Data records
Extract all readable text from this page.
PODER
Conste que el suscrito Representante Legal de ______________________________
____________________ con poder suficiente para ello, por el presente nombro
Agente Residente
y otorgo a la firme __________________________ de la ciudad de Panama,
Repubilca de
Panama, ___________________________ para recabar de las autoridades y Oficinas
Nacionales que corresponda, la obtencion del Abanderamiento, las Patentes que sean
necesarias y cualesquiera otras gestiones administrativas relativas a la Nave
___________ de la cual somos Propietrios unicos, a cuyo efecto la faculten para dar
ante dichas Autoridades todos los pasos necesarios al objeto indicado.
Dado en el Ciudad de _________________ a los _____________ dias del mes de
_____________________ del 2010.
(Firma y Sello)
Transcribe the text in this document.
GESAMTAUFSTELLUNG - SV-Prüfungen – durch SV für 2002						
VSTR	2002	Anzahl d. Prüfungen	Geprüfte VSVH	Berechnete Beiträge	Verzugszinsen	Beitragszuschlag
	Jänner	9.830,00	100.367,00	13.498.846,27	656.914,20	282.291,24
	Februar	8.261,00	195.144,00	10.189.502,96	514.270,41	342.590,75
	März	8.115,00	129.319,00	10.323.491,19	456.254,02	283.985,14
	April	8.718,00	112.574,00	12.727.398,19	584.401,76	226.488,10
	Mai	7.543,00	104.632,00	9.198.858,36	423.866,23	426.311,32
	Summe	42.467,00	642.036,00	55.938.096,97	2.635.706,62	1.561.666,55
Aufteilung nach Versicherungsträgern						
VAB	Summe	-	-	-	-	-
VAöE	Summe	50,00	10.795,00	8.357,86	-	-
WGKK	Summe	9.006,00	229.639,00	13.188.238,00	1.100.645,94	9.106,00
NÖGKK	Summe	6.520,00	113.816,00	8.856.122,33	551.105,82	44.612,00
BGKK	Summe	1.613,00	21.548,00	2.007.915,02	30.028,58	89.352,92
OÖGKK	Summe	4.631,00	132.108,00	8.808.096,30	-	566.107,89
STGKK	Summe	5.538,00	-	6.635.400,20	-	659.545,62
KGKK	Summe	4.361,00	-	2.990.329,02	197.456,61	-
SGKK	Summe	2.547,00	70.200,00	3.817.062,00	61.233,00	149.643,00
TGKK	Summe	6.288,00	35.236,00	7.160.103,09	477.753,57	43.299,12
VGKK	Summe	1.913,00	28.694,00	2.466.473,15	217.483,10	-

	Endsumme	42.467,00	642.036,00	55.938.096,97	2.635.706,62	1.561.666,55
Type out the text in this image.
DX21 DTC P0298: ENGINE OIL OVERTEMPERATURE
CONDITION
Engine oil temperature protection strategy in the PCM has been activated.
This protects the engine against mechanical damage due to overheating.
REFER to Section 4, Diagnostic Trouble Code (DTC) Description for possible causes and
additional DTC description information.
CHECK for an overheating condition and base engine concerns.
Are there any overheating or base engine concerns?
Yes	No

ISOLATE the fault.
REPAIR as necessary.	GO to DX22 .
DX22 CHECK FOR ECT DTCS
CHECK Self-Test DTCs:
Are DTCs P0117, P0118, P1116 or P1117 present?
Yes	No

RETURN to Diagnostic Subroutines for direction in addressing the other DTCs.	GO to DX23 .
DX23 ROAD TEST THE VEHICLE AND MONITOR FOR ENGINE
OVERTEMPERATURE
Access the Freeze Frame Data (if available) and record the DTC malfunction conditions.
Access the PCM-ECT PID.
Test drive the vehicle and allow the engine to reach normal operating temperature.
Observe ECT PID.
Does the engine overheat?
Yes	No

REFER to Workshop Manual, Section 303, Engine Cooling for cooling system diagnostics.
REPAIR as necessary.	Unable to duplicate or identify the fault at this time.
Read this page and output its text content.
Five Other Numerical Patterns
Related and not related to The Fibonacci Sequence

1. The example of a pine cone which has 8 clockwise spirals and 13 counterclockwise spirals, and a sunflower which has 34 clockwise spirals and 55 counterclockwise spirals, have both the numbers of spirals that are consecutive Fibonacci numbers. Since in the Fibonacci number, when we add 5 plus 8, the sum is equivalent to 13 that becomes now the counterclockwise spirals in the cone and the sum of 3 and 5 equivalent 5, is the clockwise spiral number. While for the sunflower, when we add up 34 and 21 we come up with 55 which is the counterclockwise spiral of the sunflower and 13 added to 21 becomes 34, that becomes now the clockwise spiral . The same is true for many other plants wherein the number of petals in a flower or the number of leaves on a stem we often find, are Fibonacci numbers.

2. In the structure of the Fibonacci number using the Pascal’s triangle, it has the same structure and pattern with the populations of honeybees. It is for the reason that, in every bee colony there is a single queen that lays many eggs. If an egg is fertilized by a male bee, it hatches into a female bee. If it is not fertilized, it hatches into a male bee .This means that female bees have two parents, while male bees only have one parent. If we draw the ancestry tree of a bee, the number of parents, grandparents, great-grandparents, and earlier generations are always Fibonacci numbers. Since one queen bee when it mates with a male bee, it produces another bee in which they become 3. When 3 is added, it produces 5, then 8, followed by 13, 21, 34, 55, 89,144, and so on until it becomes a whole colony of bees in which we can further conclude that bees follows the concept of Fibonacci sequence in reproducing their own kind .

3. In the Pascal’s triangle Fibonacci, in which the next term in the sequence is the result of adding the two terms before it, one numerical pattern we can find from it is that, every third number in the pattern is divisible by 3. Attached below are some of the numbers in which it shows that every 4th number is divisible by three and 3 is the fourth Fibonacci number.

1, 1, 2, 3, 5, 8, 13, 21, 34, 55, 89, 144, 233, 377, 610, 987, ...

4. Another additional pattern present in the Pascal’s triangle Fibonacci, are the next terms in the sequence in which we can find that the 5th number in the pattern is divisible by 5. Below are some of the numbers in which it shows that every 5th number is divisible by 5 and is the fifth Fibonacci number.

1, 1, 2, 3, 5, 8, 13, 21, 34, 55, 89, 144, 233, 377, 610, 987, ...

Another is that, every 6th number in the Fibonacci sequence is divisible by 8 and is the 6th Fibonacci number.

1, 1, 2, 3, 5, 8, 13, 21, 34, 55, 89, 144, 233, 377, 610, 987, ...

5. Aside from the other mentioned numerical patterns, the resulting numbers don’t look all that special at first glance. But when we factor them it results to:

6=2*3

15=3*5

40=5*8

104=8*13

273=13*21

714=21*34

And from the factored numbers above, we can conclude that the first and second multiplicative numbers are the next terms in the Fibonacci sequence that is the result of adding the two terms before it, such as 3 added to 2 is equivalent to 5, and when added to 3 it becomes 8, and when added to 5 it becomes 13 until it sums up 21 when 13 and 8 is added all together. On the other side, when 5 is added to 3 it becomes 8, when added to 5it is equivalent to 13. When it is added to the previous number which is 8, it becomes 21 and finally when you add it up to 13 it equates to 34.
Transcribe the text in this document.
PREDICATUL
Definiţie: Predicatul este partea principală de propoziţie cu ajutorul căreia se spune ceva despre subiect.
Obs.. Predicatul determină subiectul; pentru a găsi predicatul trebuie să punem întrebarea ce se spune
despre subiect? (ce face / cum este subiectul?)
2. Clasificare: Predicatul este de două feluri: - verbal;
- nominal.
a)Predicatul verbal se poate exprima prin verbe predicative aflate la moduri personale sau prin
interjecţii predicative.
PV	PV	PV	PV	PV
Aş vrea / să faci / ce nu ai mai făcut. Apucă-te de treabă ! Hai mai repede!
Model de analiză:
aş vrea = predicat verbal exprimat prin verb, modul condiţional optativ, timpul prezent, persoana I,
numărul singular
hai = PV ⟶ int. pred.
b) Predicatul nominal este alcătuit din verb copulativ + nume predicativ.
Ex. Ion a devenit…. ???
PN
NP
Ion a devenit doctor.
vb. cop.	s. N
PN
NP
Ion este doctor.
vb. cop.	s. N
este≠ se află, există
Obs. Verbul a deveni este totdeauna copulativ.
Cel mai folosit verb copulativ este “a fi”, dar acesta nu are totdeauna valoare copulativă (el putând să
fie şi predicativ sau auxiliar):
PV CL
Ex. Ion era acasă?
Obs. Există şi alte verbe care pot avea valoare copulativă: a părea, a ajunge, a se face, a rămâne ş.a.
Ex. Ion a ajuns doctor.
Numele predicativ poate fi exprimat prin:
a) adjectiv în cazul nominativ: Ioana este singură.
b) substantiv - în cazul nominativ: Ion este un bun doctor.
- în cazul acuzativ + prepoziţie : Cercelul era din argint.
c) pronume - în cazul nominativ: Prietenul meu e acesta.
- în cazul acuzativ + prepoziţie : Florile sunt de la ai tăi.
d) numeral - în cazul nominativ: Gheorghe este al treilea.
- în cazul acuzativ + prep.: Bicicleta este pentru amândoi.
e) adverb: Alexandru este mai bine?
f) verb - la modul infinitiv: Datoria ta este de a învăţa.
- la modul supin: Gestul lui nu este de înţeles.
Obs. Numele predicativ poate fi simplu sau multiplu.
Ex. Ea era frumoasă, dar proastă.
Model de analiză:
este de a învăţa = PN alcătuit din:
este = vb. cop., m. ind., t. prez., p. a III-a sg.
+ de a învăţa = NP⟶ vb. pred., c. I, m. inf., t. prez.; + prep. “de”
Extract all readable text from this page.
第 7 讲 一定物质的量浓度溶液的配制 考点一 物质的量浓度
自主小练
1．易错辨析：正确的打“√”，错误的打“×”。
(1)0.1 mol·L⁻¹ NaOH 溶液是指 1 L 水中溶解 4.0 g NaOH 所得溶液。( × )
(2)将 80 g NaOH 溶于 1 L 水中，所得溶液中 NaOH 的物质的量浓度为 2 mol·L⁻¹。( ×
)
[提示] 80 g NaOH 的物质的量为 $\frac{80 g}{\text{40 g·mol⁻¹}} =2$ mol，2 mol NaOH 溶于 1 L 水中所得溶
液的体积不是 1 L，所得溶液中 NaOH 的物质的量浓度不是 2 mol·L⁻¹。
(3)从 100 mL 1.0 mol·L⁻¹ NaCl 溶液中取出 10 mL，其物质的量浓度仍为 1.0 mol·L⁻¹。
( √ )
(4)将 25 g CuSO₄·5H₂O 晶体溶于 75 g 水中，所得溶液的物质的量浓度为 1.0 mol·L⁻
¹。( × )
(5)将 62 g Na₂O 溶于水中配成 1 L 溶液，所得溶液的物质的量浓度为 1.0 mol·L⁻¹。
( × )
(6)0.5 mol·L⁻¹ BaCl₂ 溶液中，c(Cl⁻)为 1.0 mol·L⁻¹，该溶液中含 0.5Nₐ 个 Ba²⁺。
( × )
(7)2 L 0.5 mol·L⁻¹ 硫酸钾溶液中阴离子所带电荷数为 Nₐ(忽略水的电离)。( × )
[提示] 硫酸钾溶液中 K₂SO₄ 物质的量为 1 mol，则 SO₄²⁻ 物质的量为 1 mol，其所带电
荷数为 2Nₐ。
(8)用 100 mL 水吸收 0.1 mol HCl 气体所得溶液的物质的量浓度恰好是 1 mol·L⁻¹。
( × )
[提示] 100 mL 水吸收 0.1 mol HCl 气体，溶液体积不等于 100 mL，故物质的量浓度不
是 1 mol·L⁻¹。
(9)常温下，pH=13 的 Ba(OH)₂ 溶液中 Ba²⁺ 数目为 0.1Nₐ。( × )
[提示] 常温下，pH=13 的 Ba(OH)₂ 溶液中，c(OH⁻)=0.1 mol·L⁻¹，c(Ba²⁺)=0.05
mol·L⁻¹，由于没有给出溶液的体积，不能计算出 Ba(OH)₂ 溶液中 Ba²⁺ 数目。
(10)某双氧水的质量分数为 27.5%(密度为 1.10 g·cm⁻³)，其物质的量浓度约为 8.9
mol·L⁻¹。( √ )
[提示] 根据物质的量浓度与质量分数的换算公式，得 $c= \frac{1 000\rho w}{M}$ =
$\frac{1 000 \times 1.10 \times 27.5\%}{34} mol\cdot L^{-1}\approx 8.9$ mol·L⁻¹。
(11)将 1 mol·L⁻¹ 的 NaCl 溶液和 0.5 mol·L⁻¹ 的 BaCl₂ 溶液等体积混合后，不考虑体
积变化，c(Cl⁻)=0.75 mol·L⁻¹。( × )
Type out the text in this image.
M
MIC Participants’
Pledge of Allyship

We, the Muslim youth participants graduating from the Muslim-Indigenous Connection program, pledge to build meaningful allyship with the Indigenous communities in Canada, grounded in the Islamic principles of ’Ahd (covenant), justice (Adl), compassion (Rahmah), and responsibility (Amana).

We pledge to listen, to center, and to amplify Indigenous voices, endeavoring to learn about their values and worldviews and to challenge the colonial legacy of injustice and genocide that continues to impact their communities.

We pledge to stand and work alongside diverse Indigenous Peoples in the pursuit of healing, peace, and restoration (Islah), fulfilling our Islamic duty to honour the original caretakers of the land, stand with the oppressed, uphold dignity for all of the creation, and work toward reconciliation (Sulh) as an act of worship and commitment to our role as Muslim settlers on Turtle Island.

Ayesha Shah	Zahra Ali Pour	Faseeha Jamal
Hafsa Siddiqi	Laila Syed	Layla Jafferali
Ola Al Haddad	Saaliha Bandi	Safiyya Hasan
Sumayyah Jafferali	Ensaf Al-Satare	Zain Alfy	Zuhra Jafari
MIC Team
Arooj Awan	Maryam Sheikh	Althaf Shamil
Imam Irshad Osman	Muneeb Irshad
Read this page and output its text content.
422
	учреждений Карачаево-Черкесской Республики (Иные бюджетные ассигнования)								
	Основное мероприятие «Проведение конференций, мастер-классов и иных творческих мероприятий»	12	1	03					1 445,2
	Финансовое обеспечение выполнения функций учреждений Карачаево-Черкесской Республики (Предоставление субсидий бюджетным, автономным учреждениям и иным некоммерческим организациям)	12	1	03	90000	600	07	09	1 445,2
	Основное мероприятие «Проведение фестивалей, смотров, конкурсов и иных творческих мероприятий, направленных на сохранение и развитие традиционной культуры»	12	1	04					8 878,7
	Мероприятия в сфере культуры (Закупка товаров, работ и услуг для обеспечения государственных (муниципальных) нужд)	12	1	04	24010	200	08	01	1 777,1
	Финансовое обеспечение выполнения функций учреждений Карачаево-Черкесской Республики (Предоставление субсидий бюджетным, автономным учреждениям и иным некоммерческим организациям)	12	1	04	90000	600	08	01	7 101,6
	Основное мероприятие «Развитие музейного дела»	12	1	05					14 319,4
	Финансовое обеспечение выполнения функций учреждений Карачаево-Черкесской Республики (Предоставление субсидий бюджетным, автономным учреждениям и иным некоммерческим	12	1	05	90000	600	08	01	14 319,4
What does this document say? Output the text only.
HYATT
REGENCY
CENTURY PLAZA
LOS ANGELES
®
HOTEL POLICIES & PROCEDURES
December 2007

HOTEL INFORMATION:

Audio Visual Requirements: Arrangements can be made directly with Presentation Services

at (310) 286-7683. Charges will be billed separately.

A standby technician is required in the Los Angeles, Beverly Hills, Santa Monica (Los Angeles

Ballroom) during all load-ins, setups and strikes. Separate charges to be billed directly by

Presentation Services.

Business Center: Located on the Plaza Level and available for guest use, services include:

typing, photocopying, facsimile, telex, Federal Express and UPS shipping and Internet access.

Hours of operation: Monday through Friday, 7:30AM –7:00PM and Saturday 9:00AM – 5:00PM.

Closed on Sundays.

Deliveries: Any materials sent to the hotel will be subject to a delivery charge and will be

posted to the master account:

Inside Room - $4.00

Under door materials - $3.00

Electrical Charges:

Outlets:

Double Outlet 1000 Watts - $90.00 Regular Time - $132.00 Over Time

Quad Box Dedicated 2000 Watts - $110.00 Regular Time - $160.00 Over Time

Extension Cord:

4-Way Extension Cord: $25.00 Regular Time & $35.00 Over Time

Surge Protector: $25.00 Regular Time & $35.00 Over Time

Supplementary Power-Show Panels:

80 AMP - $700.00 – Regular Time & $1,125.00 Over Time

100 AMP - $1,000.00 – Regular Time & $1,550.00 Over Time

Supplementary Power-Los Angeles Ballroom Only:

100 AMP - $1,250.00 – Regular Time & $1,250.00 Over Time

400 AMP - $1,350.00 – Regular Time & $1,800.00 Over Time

EXERCISE BRIEF - Find all lines with "will" in them and copy each one.

RESPONSE BELOW -
at (310) 286-7683. Charges will be billed separately.
Deliveries: Any materials sent to the hotel will be subject to a delivery charge and will be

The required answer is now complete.